**WHAT YOU ARE ASKED TO DO:**
Examine the entries and show every line in which the word "cubes" is found.

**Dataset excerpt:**
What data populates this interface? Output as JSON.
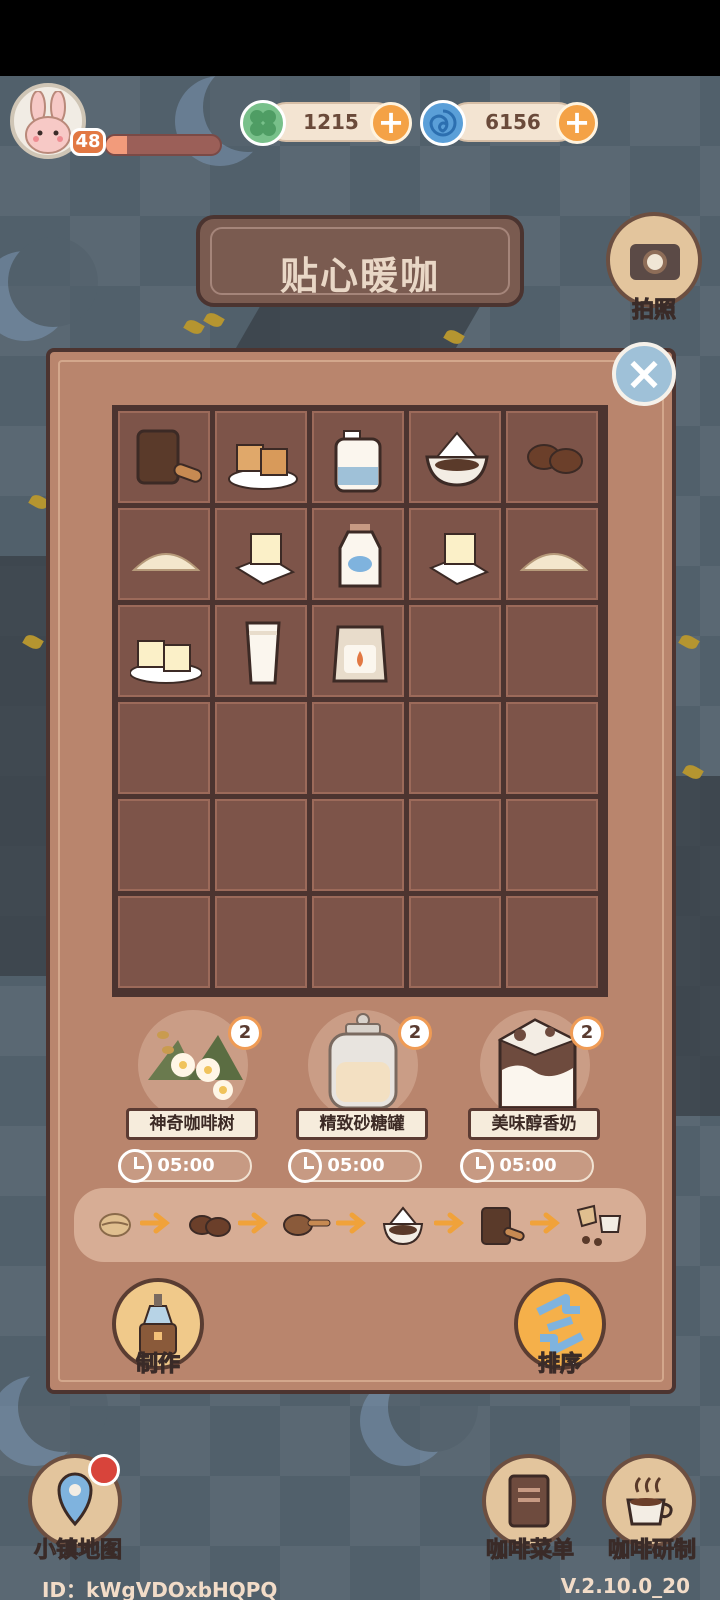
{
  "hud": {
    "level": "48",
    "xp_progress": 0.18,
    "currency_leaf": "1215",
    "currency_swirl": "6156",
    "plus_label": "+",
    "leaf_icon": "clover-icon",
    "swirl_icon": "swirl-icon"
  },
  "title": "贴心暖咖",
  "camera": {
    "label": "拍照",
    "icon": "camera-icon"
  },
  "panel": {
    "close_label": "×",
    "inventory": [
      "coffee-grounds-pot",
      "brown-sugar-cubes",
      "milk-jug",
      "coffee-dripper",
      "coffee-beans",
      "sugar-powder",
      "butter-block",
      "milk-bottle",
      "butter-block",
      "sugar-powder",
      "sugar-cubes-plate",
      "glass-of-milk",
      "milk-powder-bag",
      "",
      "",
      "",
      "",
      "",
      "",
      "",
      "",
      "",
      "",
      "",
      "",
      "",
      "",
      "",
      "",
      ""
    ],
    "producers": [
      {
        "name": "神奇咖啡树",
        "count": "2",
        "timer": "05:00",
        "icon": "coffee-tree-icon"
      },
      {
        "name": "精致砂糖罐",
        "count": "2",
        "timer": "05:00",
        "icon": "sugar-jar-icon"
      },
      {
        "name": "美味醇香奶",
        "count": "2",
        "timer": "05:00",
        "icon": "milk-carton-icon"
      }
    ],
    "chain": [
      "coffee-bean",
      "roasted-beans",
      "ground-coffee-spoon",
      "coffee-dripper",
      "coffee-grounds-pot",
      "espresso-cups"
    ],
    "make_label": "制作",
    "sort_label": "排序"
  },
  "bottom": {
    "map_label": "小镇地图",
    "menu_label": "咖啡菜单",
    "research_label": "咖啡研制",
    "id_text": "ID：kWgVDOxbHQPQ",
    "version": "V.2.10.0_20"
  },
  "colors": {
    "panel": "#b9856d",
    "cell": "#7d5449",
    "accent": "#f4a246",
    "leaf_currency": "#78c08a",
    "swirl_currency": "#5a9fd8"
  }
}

...

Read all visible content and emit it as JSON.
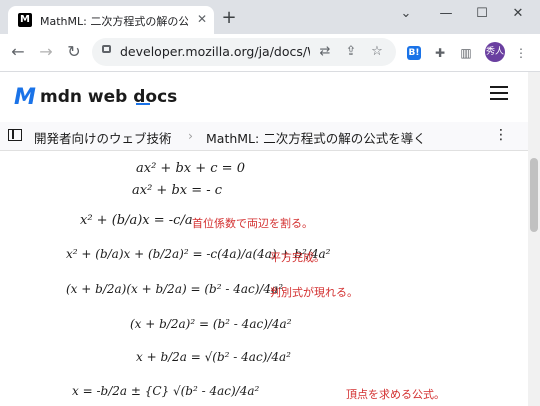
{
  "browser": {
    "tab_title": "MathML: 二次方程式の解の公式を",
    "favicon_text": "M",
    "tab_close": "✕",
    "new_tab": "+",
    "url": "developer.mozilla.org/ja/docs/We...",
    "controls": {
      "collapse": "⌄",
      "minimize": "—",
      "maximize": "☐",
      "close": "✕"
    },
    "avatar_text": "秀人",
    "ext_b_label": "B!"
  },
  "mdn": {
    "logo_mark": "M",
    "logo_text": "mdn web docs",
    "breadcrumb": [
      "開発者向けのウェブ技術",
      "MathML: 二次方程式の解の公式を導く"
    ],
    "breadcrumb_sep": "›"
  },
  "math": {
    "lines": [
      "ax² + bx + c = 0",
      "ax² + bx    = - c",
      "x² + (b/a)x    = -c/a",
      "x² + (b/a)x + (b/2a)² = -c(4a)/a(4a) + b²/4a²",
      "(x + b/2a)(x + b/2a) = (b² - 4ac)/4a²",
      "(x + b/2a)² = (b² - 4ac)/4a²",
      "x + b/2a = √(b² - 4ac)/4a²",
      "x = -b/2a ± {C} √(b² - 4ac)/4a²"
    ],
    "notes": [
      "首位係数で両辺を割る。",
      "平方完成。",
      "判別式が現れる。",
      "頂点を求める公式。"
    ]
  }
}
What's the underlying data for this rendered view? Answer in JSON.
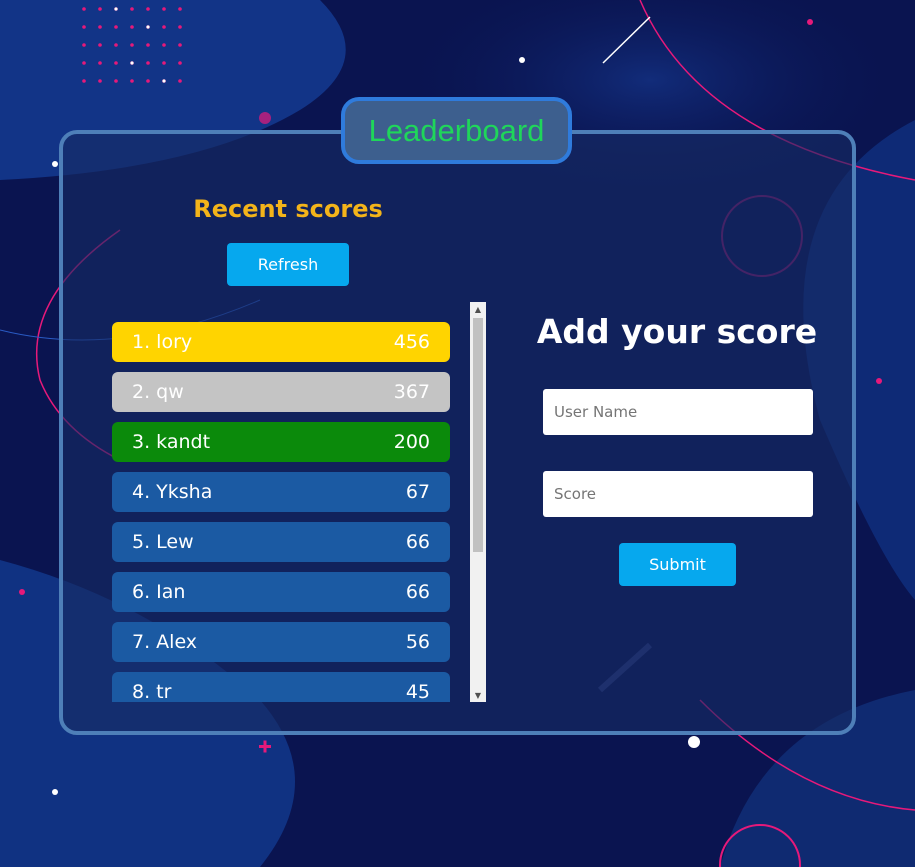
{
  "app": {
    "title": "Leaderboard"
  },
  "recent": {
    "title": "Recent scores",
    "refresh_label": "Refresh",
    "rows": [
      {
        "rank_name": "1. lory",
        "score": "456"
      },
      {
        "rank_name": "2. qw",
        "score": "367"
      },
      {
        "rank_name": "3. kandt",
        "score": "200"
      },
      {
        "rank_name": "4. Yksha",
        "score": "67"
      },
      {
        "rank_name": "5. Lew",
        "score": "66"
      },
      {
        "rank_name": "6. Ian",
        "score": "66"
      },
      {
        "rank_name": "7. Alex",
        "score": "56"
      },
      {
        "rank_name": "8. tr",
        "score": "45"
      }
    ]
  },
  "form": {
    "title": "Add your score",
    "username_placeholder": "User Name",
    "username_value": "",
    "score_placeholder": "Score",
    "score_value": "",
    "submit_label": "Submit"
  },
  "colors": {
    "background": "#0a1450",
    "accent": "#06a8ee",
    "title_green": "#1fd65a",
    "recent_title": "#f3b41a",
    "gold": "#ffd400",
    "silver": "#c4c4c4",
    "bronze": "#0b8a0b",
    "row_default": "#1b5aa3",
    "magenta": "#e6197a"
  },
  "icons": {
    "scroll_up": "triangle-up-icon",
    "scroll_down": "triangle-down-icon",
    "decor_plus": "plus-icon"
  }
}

**RESPONSE:**
      "brown-sugar-cubes",
      "sugar-cubes-plate",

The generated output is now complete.